▶ _Exercise requirements_
A – According to the excerpt on sanctions and military aid to Ukraine, what will the Moscow Exchange stop trading?
B – Copy the excerpt on sanctions and military aid to Ukraine word for word, from "We have already" to "repel Russian attacks.".

▶ _Passage to read_

We are increasing the risk for financial institutions dealing with Russia’s war economy and eliminating paths for evasion, and diminishing Russia’s ability to benefit from access to foreign technology, equipment, software, and IT services, Treasury Secretary Janet Yellen said in a statement.

The Moscow Exchange, Russia’s largest financial marketplace, has announced it will stop trading dollars and euros after they were included in new sanctions.

Meeting in Brussels: Lloyd Austin and Boris Pistorius

In addition, US Defence Secretary Lloyd Austin, in his opening remarks at the Contact Group meeting on military support to Kyiv as part of the NATO defence ministers’ meeting in Brussels, said:

I am proud that this Contact Group has committed more than 98 billion dollars in security assistance to Ukraine since February 2022. And this coalition continues to find innovative and sustainable ways to rush in critical capabilities to meet Ukraine’s most pressing needs.

Germany, for its part, cannot supply Ukraine with more Patriot missile systems due to its limited capabilities, Defence Minister Boris Pistorius said on Thursday. Pistorius said Germany had already delivered two Patriot units to Ukraine and was in the process of delivering a third unit, but insisted other countries could do more. He said:

We have already provided three (Patriot) systems, which means a quarter of our capacities. So, there is no space to provide even more than those three systems. We delivered a lot, but others maybe can do more.

Ukrainian President Volodymyr Zelensky has repeatedly called on Western allies to increase their military support and especially to provide Kyiv with modern air defence systems amid intensified Russian attacks targeting the country’s energy and economic infrastructure. Ukraine needs at least seven more Patriot or similar advanced air defence systems to repel Russian attacks.

▶ _Listed records_
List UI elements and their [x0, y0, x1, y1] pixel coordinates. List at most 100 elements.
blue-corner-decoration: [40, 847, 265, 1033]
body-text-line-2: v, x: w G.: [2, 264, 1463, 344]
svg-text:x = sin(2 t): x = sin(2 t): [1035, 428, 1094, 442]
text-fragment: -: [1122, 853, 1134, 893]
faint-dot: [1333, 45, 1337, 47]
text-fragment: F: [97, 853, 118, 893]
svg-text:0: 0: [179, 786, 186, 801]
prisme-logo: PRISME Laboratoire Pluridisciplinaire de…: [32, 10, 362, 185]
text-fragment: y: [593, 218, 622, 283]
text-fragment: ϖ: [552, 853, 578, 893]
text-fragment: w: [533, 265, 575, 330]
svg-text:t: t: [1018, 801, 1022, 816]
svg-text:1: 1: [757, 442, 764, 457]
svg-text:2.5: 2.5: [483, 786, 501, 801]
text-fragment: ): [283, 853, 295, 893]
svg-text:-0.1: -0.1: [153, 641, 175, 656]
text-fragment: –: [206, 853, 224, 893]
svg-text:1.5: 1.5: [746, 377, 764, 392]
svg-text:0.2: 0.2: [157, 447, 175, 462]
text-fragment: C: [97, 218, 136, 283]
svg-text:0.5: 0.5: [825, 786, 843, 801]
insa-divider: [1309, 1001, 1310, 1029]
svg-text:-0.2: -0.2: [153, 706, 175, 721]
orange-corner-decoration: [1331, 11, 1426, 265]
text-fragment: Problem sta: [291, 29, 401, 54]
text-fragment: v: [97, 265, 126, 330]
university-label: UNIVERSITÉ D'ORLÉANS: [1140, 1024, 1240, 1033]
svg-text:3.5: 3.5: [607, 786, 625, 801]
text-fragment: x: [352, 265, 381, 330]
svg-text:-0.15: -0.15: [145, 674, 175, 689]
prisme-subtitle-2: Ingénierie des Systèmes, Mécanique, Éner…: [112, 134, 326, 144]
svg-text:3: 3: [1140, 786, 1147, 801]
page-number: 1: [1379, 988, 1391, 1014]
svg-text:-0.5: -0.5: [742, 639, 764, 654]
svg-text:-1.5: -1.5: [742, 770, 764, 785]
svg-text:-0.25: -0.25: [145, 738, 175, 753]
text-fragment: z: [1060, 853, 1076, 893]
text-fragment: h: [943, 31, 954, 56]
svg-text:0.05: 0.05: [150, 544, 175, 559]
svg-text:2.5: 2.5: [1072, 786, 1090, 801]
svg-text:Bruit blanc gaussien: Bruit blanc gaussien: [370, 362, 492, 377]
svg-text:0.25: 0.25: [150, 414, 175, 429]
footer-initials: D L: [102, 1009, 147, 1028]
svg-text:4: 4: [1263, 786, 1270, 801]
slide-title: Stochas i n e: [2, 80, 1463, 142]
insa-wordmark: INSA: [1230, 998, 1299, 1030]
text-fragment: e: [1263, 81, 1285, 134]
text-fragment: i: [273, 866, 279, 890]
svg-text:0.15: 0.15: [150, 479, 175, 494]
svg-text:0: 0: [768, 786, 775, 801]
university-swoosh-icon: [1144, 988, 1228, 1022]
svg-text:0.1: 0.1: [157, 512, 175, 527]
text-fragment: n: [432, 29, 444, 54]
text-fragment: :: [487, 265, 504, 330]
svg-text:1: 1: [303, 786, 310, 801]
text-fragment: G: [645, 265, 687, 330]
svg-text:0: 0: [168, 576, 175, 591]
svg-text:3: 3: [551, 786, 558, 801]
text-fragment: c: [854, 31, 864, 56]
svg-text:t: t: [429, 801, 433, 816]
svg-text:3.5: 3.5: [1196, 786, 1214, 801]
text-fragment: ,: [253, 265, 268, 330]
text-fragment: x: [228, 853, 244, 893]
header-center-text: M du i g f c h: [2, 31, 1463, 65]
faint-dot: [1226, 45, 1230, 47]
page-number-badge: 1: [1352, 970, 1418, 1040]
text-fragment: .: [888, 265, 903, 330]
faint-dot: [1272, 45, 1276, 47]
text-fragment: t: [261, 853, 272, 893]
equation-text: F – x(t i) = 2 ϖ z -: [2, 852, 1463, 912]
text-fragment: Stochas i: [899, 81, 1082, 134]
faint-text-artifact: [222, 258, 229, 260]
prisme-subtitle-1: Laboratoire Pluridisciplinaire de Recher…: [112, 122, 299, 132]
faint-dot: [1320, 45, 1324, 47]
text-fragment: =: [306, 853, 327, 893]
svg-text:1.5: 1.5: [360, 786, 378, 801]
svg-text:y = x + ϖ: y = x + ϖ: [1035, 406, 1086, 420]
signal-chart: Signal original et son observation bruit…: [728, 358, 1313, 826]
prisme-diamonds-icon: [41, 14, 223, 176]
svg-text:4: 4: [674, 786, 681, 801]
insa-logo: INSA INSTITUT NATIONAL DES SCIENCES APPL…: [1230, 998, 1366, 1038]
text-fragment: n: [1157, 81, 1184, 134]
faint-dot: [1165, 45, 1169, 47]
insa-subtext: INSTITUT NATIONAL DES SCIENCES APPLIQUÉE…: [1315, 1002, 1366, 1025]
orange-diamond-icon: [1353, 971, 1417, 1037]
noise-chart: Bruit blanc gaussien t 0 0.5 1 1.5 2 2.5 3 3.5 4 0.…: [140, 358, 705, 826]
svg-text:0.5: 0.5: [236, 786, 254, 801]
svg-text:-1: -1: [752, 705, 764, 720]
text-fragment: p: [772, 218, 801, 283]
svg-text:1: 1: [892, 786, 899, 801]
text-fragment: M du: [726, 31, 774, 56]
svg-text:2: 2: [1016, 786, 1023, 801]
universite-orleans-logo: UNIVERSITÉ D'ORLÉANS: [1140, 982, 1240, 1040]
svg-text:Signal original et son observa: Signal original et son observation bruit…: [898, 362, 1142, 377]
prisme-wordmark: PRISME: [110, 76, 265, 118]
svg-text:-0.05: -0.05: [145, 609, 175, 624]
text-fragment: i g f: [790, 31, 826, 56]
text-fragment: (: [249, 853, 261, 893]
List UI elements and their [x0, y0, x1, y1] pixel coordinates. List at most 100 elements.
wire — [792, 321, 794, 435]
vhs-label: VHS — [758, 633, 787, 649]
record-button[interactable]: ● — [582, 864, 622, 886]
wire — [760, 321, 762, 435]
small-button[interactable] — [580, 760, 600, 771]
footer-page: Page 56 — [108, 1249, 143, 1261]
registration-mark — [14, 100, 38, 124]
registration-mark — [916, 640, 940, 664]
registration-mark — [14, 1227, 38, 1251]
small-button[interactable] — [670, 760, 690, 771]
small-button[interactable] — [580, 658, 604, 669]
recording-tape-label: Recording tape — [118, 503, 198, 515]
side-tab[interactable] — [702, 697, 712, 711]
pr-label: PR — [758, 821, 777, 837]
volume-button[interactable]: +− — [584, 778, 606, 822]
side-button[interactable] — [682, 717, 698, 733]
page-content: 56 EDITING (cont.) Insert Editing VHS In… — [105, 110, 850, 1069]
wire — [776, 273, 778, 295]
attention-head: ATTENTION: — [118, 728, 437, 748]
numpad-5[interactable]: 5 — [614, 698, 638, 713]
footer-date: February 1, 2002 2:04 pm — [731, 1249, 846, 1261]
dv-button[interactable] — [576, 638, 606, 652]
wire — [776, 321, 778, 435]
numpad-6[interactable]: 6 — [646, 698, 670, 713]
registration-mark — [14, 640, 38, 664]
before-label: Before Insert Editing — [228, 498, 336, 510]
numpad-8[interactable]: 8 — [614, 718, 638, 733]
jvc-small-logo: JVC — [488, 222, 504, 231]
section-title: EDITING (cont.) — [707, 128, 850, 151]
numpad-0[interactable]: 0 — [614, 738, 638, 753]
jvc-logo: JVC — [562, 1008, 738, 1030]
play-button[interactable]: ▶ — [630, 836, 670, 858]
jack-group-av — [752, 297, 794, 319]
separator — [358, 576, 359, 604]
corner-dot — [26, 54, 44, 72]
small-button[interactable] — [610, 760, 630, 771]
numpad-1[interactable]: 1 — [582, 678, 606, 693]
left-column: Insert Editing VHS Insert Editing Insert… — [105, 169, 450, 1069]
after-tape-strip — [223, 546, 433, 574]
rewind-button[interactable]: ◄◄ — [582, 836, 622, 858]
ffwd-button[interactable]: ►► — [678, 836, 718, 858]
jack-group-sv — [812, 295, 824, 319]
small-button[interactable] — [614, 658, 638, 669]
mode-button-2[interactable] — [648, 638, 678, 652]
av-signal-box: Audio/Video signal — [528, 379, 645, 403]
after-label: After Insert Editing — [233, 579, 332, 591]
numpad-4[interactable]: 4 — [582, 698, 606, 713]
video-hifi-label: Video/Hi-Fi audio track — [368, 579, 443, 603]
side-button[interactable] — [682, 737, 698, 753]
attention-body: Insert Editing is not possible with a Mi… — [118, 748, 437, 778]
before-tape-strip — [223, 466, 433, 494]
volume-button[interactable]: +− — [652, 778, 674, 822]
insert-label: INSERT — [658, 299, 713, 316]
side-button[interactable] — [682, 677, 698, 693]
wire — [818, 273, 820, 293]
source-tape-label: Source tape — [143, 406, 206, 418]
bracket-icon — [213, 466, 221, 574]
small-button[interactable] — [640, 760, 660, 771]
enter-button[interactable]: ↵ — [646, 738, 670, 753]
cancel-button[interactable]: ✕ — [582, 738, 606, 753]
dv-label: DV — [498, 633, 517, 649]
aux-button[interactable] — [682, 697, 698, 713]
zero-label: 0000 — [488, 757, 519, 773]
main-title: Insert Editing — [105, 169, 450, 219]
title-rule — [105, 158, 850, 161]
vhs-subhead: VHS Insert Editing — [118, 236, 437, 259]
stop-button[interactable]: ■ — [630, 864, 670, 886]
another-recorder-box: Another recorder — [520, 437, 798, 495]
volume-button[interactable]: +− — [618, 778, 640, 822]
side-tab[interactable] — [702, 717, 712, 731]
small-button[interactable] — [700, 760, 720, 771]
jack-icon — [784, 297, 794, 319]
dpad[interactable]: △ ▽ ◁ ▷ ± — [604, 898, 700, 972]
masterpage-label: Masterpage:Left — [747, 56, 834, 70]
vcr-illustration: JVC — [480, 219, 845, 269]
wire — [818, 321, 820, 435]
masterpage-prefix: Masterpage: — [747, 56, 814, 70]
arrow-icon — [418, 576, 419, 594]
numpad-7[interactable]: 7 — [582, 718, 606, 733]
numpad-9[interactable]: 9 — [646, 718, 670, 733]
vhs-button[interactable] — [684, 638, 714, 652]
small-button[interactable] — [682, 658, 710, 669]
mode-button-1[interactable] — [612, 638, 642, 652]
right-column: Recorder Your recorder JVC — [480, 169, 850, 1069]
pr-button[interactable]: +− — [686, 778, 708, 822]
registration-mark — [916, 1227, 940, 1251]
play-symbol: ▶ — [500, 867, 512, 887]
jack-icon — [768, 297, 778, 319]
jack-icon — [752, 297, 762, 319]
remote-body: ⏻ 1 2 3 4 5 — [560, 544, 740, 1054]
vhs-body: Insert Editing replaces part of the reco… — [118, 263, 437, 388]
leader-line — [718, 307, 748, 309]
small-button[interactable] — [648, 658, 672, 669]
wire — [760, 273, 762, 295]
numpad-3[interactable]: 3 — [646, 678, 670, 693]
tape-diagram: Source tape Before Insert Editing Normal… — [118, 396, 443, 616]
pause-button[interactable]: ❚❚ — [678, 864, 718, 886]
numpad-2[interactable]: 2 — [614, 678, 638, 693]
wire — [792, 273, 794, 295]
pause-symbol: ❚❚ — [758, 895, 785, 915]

▶ _List of solutions_
A – Dollars and euros.

B –
We have already provided three (Patriot) systems, which means a quarter of our capacities. So, there is no space to provide even more than those three systems. We delivered a lot, but others maybe can do more.

Ukrainian President Volodymyr Zelensky has repeatedly called on Western allies to increase their military support and especially to provide Kyiv with modern air defence systems amid intensified Russian attacks targeting the country’s energy and economic infrastructure. Ukraine needs at least seven more Patriot or similar advanced air defence systems to repel Russian attacks.